Charles is Chairperson of the Department of History, University of Hong Kong and an active researcher who has published widely in the field of Japanese history, the history of natural disasters and the history of war, state, and society. Before publication of his 2013 work on the Great Kantō Earthquake, he completed numerous journal articles, book chapters, and a monograph on the social, political, and institutional history of the Imperial Japanese Navy between 1868 and 1922. Since beginning his career, Charles has secured major research grants to support his past and current research from the British Academy, the National Endowment for the Humanities, the Australian Research Council and the Hong Kong Research Grants Council.
 
 
 
Summarizing his lecture, Charles writes:
'In September 1923, a magnitude 7.9 earthquake devastated eastern Japan, killing more than 120,000 people and leaving two million homeless. Using a rich array of source material, J. Charles Schencking tells a graphic tale of Tokyo’s destruction and rebirth. In this talk, he documents how the citizens of Tokyo experienced this unprecedented calamity and explores the ways in which it rattled people’s deep-seated anxieties about modernity. While explaining how and why the disaster compelled people to reflect on Japanese society, he also examines how reconstruction encouraged the capital’s inhabitants to entertain new types of urbanism as they rebuilt their world.

Given information >>
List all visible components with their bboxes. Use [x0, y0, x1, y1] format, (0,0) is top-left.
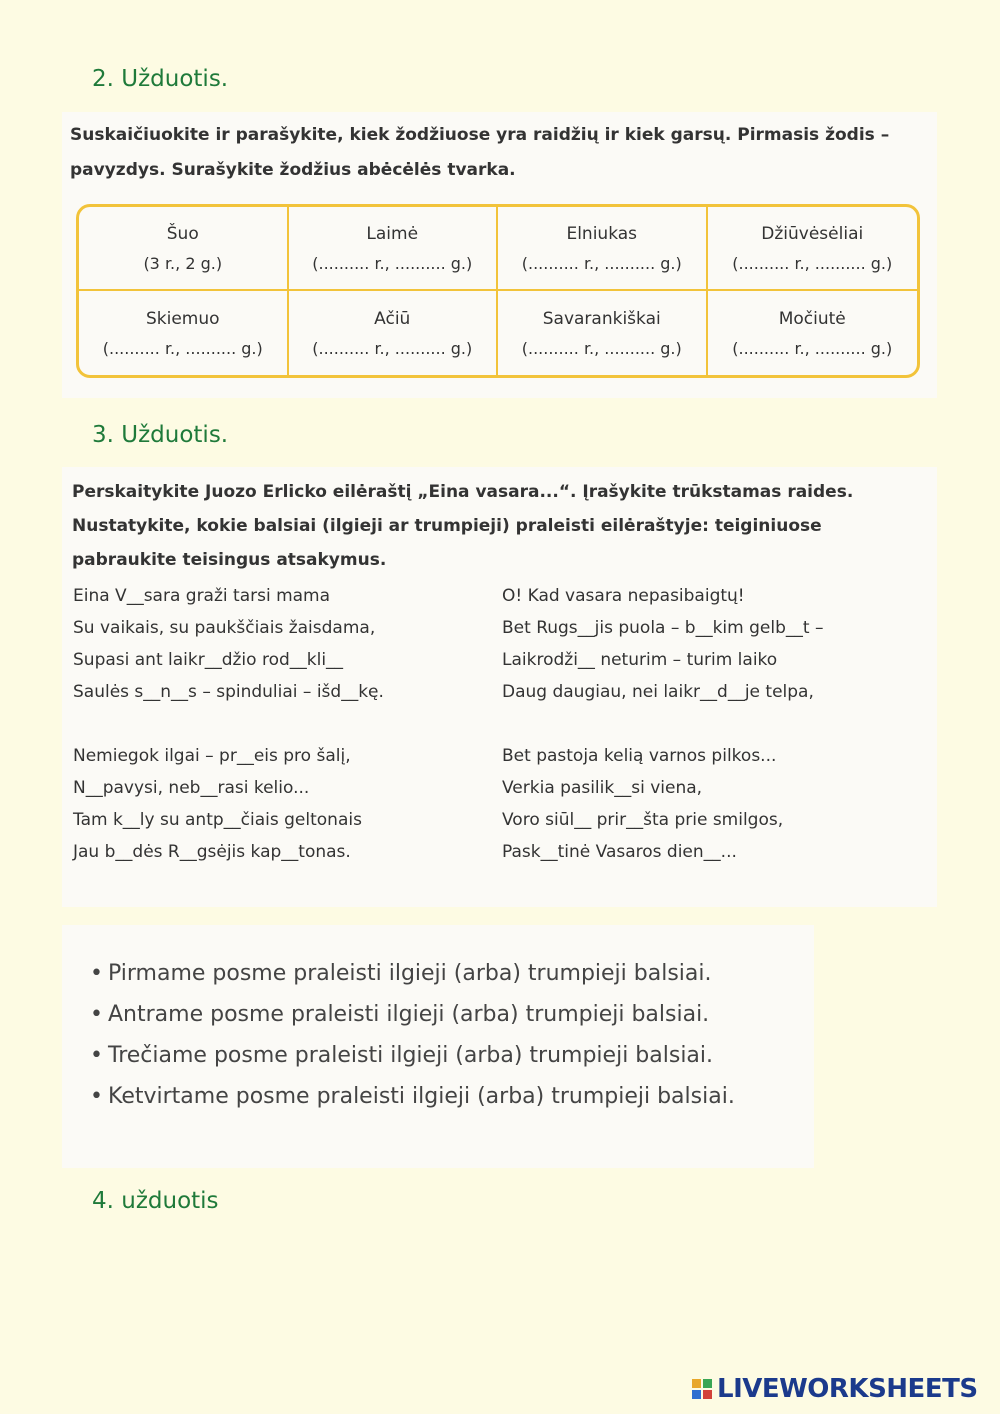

Problems >>
1. Name every body that the profile of Charles and his earthquake lecture lists as a source of his research grants.
2. According to the profile of Charles and his earthquake lecture, how many people did the September 1923 earthquake leave homeless?
3. Pick up the profile of Charles and his earthquake lecture right after its last sentence and carry it on.

Outputs by task >>
1. The British Academy, the National Endowment for the Humanities, the Australian Research Council and the Hong Kong Research Grants Council.

2. Two million.

3.
Some residents hoped that a grandiose metropolis, reflecting new values, would rise from the ashes of disaster-ravaged Tokyo. Many, however, desired a quick return of the city they once called home. Opportunistic elites advocated innovative state infrastructure to better manage the daily lives of Tokyo residents. Others focused on rejuvenating society—morally, economically, and spiritually—to combat the perceived degeneration of Japan. Schencking explores the inspiration behind these dreams and the extent to which they were realized. He investigates why Japanese citizens from all walks of life responded to overtures for renewal with varying degrees of acceptance, ambivalence, and resistance. His research not only sheds light on Japan’s experience with and interpretation of the earthquake but challenges widespread assumptions that disasters unite stricken societies, creating a “blank slate” for radical transformation. National reconstruction in the wake of the Great Kantō Earthquake, Schencking demonstrates, proved to be illusive. His findings provide important and illuminating historical contextualization to debates and discussions taking place in Japan today as it once again finds itself recovering from a catastrophic natural disaster.'
The lecture starts at 6pm and will be followed by a question and answer session and a drinks reception. It is a free event and all are welcome.
 
If you would like further information please contact info@royalasiaticsociety.org or 02073919424.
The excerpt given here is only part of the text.